What the task requires: Copy the lines that follow, keeping every character the same.

Listing:
============
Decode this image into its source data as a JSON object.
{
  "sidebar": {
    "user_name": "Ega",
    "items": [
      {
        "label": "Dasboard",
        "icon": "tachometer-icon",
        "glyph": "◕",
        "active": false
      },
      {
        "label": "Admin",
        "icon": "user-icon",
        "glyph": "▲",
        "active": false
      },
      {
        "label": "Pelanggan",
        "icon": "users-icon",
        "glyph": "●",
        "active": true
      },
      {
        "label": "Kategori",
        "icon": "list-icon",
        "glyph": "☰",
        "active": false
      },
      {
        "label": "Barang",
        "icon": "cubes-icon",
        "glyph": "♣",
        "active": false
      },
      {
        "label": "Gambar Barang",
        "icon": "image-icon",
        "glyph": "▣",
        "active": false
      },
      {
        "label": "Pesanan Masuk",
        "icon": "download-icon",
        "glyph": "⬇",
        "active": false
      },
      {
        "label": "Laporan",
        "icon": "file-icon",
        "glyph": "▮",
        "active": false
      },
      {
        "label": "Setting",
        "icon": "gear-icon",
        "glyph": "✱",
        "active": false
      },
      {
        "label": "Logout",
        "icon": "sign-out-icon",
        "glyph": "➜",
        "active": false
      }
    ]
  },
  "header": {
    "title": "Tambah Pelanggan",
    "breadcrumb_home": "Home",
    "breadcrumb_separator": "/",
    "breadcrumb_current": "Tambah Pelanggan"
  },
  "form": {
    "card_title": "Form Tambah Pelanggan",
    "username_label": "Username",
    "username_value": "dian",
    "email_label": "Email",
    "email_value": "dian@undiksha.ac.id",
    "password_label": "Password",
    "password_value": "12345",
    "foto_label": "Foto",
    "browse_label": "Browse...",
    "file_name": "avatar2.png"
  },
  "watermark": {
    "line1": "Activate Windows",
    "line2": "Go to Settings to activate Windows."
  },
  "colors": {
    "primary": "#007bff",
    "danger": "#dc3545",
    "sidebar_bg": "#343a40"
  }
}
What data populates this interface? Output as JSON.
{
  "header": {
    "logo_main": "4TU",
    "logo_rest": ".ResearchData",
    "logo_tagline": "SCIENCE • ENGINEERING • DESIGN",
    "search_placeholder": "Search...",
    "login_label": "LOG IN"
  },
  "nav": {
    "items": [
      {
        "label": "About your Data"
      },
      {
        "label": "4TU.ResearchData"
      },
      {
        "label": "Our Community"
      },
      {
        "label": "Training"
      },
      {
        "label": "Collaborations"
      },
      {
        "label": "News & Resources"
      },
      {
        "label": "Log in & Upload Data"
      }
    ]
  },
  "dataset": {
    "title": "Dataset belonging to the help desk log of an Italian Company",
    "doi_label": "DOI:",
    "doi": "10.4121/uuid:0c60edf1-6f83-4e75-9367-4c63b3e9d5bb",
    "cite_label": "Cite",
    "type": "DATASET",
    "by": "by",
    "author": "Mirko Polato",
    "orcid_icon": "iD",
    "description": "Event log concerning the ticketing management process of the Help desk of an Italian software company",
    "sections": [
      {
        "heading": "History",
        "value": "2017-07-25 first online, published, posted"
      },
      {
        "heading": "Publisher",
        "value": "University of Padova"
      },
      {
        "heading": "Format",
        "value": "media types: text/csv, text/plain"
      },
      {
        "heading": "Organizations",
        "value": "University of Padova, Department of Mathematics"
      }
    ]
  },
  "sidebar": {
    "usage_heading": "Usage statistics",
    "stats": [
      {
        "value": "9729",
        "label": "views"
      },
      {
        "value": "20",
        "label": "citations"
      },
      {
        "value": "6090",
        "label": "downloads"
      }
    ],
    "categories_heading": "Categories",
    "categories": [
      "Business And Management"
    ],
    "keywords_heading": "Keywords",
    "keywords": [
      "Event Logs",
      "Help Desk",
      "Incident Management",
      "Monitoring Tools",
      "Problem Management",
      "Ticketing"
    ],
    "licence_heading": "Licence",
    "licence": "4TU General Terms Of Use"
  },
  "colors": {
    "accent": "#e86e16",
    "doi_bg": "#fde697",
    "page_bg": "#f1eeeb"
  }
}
============
Final answer:
Decode this image into its source data as a JSON object.
{
  "sidebar": {
    "user_name": "Ega",
    "items": [
      {
        "label": "Dasboard",
        "icon": "tachometer-icon",
        "glyph": "◕",
        "active": false
      },
      {
        "label": "Admin",
        "icon": "user-icon",
        "glyph": "▲",
        "active": false
      },
      {
        "label": "Pelanggan",
        "icon": "users-icon",
        "glyph": "●",
        "active": true
      },
      {
        "label": "Kategori",
        "icon": "list-icon",
        "glyph": "☰",
        "active": false
      },
      {
        "label": "Barang",
        "icon": "cubes-icon",
        "glyph": "♣",
        "active": false
      },
      {
        "label": "Gambar Barang",
        "icon": "image-icon",
        "glyph": "▣",
        "active": false
      },
      {
        "label": "Pesanan Masuk",
        "icon": "download-icon",
        "glyph": "⬇",
        "active": false
      },
      {
        "label": "Laporan",
        "icon": "file-icon",
        "glyph": "▮",
        "active": false
      },
      {
        "label": "Setting",
        "icon": "gear-icon",
        "glyph": "✱",
        "active": false
      },
      {
        "label": "Logout",
        "icon": "sign-out-icon",
        "glyph": "➜",
        "active": false
      }
    ]
  },
  "header": {
    "title": "Tambah Pelanggan",
    "breadcrumb_home": "Home",
    "breadcrumb_separator": "/",
    "breadcrumb_current": "Tambah Pelanggan"
  },
  "form": {
    "card_title": "Form Tambah Pelanggan",
    "username_label": "Username",
    "username_value": "dian",
    "email_label": "Email",
    "email_value": "dian@undiksha.ac.id",
    "password_label": "Password",
    "password_value": "12345",
    "foto_label": "Foto",
    "browse_label": "Browse...",
    "file_name": "avatar2.png"
  },
  "watermark": {
    "line1": "Activate Windows",
    "line2": "Go to Settings to activate Windows."
  },
  "colors": {
    "primary": "#007bff",
    "danger": "#dc3545",
    "sidebar_bg": "#343a40"
  }
}
What data populates this interface? Output as JSON.
{
  "header": {
    "logo_main": "4TU",
    "logo_rest": ".ResearchData",
    "logo_tagline": "SCIENCE • ENGINEERING • DESIGN",
    "search_placeholder": "Search...",
    "login_label": "LOG IN"
  },
  "nav": {
    "items": [
      {
        "label": "About your Data"
      },
      {
        "label": "4TU.ResearchData"
      },
      {
        "label": "Our Community"
      },
      {
        "label": "Training"
      },
      {
        "label": "Collaborations"
      },
      {
        "label": "News & Resources"
      },
      {
        "label": "Log in & Upload Data"
      }
    ]
  },
  "dataset": {
    "title": "Dataset belonging to the help desk log of an Italian Company",
    "doi_label": "DOI:",
    "doi": "10.4121/uuid:0c60edf1-6f83-4e75-9367-4c63b3e9d5bb",
    "cite_label": "Cite",
    "type": "DATASET",
    "by": "by",
    "author": "Mirko Polato",
    "orcid_icon": "iD",
    "description": "Event log concerning the ticketing management process of the Help desk of an Italian software company",
    "sections": [
      {
        "heading": "History",
        "value": "2017-07-25 first online, published, posted"
      },
      {
        "heading": "Publisher",
        "value": "University of Padova"
      },
      {
        "heading": "Format",
        "value": "media types: text/csv, text/plain"
      },
      {
        "heading": "Organizations",
        "value": "University of Padova, Department of Mathematics"
      }
    ]
  },
  "sidebar": {
    "usage_heading": "Usage statistics",
    "stats": [
      {
        "value": "9729",
        "label": "views"
      },
      {
        "value": "20",
        "label": "citations"
      },
      {
        "value": "6090",
        "label": "downloads"
      }
    ],
    "categories_heading": "Categories",
    "categories": [
      "Business And Management"
    ],
    "keywords_heading": "Keywords",
    "keywords": [
      "Event Logs",
      "Help Desk",
      "Incident Management",
      "Monitoring Tools",
      "Problem Management",
      "Ticketing"
    ],
    "licence_heading": "Licence",
    "licence": "4TU General Terms Of Use"
  },
  "colors": {
    "accent": "#e86e16",
    "doi_bg": "#fde697",
    "page_bg": "#f1eeeb"
  }
}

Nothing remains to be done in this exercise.